» Document content entries:
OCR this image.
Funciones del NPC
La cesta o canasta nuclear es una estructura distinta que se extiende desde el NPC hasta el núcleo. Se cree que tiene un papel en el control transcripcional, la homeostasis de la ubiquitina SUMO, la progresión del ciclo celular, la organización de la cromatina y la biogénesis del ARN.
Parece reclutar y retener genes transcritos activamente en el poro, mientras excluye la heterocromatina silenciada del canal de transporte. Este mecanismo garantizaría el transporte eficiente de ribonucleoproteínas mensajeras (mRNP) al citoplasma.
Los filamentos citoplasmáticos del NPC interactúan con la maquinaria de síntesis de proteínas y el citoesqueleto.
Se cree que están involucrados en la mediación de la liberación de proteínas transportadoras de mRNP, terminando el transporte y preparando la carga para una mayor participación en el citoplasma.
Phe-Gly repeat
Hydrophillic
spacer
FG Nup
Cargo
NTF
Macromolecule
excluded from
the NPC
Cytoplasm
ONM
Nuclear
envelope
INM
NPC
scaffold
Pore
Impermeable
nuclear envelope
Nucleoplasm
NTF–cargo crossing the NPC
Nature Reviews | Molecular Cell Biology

» REQUIRED WORK:
Each line of the records that contains the string "cree" must be copied.

» ANSWER SECTION:
La cesta o canasta nuclear es una estructura distinta que se extiende desde el NPC hasta el núcleo. Se cree que tiene un papel en el control transcripcional, la homeostasis de la ubiquitina SUMO, la progresión del ciclo celular, la organización de la cromatina y la biogénesis del ARN.
Se cree que están involucrados en la mediación de la liberación de proteínas transportadoras de mRNP, terminando el transporte y preparando la carga para una mayor participación en el citoplasma.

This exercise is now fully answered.